WHAT YOU WILL DO: Return every line of the material exactly.
--- start ---
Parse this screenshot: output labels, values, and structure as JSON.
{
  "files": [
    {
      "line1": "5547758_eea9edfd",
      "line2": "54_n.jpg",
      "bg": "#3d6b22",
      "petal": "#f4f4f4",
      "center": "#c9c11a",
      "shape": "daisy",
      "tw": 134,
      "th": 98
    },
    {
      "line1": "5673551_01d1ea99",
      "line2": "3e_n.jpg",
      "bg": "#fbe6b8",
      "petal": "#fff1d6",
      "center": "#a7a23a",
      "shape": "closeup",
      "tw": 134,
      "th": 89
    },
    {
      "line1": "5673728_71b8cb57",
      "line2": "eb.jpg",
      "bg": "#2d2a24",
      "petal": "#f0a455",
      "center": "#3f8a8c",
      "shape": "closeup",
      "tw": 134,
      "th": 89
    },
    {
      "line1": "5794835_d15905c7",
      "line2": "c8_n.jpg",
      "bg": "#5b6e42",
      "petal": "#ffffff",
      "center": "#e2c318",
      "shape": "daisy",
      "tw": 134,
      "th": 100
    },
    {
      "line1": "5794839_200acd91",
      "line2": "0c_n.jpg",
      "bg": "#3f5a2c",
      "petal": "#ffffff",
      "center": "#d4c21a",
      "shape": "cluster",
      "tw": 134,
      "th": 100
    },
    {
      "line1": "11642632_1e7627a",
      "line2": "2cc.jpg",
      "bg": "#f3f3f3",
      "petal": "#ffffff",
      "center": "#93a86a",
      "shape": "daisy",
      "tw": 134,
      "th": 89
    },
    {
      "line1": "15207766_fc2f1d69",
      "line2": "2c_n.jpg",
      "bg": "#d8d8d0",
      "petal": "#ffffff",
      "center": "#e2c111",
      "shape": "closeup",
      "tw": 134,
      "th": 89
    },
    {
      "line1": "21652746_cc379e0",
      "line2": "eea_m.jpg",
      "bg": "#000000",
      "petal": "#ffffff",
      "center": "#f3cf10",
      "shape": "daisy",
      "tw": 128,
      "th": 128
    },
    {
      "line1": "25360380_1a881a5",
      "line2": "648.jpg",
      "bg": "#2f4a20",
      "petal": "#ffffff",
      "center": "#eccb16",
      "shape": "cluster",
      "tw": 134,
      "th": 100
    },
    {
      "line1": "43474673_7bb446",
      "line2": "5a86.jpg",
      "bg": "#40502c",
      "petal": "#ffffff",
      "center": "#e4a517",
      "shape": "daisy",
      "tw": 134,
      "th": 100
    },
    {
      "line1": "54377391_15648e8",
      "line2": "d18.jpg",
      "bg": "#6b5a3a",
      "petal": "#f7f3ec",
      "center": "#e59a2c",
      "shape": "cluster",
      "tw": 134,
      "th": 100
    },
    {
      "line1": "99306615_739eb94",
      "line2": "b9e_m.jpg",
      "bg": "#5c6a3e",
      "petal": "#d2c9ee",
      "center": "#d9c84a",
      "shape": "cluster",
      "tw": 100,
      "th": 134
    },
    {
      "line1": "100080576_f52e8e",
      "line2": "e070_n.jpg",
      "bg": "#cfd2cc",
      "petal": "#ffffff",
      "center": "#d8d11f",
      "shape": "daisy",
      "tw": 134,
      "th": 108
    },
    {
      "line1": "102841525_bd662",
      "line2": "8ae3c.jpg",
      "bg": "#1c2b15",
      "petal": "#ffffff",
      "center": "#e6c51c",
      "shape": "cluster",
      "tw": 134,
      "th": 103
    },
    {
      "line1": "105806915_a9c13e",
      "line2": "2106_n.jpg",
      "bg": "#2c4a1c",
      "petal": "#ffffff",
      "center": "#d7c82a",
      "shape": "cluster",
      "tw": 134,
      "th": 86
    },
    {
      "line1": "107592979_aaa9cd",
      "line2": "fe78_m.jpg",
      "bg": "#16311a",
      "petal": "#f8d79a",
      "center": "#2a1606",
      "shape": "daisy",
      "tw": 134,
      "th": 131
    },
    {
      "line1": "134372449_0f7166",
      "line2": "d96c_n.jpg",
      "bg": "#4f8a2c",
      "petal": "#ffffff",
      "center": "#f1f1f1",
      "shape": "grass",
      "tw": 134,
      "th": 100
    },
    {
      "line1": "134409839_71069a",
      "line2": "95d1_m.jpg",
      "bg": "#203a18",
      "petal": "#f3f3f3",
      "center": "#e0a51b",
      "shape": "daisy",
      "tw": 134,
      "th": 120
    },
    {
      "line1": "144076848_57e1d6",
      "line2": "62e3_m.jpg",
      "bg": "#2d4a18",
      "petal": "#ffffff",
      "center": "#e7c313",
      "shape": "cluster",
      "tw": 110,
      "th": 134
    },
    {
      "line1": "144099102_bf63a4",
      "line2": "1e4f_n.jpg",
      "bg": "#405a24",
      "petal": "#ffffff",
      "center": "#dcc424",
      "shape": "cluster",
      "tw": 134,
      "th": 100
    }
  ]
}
--- end ---
COMPLETED TASK:
Parse this screenshot: output labels, values, and structure as JSON.
{
  "files": [
    {
      "line1": "5547758_eea9edfd",
      "line2": "54_n.jpg",
      "bg": "#3d6b22",
      "petal": "#f4f4f4",
      "center": "#c9c11a",
      "shape": "daisy",
      "tw": 134,
      "th": 98
    },
    {
      "line1": "5673551_01d1ea99",
      "line2": "3e_n.jpg",
      "bg": "#fbe6b8",
      "petal": "#fff1d6",
      "center": "#a7a23a",
      "shape": "closeup",
      "tw": 134,
      "th": 89
    },
    {
      "line1": "5673728_71b8cb57",
      "line2": "eb.jpg",
      "bg": "#2d2a24",
      "petal": "#f0a455",
      "center": "#3f8a8c",
      "shape": "closeup",
      "tw": 134,
      "th": 89
    },
    {
      "line1": "5794835_d15905c7",
      "line2": "c8_n.jpg",
      "bg": "#5b6e42",
      "petal": "#ffffff",
      "center": "#e2c318",
      "shape": "daisy",
      "tw": 134,
      "th": 100
    },
    {
      "line1": "5794839_200acd91",
      "line2": "0c_n.jpg",
      "bg": "#3f5a2c",
      "petal": "#ffffff",
      "center": "#d4c21a",
      "shape": "cluster",
      "tw": 134,
      "th": 100
    },
    {
      "line1": "11642632_1e7627a",
      "line2": "2cc.jpg",
      "bg": "#f3f3f3",
      "petal": "#ffffff",
      "center": "#93a86a",
      "shape": "daisy",
      "tw": 134,
      "th": 89
    },
    {
      "line1": "15207766_fc2f1d69",
      "line2": "2c_n.jpg",
      "bg": "#d8d8d0",
      "petal": "#ffffff",
      "center": "#e2c111",
      "shape": "closeup",
      "tw": 134,
      "th": 89
    },
    {
      "line1": "21652746_cc379e0",
      "line2": "eea_m.jpg",
      "bg": "#000000",
      "petal": "#ffffff",
      "center": "#f3cf10",
      "shape": "daisy",
      "tw": 128,
      "th": 128
    },
    {
      "line1": "25360380_1a881a5",
      "line2": "648.jpg",
      "bg": "#2f4a20",
      "petal": "#ffffff",
      "center": "#eccb16",
      "shape": "cluster",
      "tw": 134,
      "th": 100
    },
    {
      "line1": "43474673_7bb446",
      "line2": "5a86.jpg",
      "bg": "#40502c",
      "petal": "#ffffff",
      "center": "#e4a517",
      "shape": "daisy",
      "tw": 134,
      "th": 100
    },
    {
      "line1": "54377391_15648e8",
      "line2": "d18.jpg",
      "bg": "#6b5a3a",
      "petal": "#f7f3ec",
      "center": "#e59a2c",
      "shape": "cluster",
      "tw": 134,
      "th": 100
    },
    {
      "line1": "99306615_739eb94",
      "line2": "b9e_m.jpg",
      "bg": "#5c6a3e",
      "petal": "#d2c9ee",
      "center": "#d9c84a",
      "shape": "cluster",
      "tw": 100,
      "th": 134
    },
    {
      "line1": "100080576_f52e8e",
      "line2": "e070_n.jpg",
      "bg": "#cfd2cc",
      "petal": "#ffffff",
      "center": "#d8d11f",
      "shape": "daisy",
      "tw": 134,
      "th": 108
    },
    {
      "line1": "102841525_bd662",
      "line2": "8ae3c.jpg",
      "bg": "#1c2b15",
      "petal": "#ffffff",
      "center": "#e6c51c",
      "shape": "cluster",
      "tw": 134,
      "th": 103
    },
    {
      "line1": "105806915_a9c13e",
      "line2": "2106_n.jpg",
      "bg": "#2c4a1c",
      "petal": "#ffffff",
      "center": "#d7c82a",
      "shape": "cluster",
      "tw": 134,
      "th": 86
    },
    {
      "line1": "107592979_aaa9cd",
      "line2": "fe78_m.jpg",
      "bg": "#16311a",
      "petal": "#f8d79a",
      "center": "#2a1606",
      "shape": "daisy",
      "tw": 134,
      "th": 131
    },
    {
      "line1": "134372449_0f7166",
      "line2": "d96c_n.jpg",
      "bg": "#4f8a2c",
      "petal": "#ffffff",
      "center": "#f1f1f1",
      "shape": "grass",
      "tw": 134,
      "th": 100
    },
    {
      "line1": "134409839_71069a",
      "line2": "95d1_m.jpg",
      "bg": "#203a18",
      "petal": "#f3f3f3",
      "center": "#e0a51b",
      "shape": "daisy",
      "tw": 134,
      "th": 120
    },
    {
      "line1": "144076848_57e1d6",
      "line2": "62e3_m.jpg",
      "bg": "#2d4a18",
      "petal": "#ffffff",
      "center": "#e7c313",
      "shape": "cluster",
      "tw": 110,
      "th": 134
    },
    {
      "line1": "144099102_bf63a4",
      "line2": "1e4f_n.jpg",
      "bg": "#405a24",
      "petal": "#ffffff",
      "center": "#dcc424",
      "shape": "cluster",
      "tw": 134,
      "th": 100
    }
  ]
}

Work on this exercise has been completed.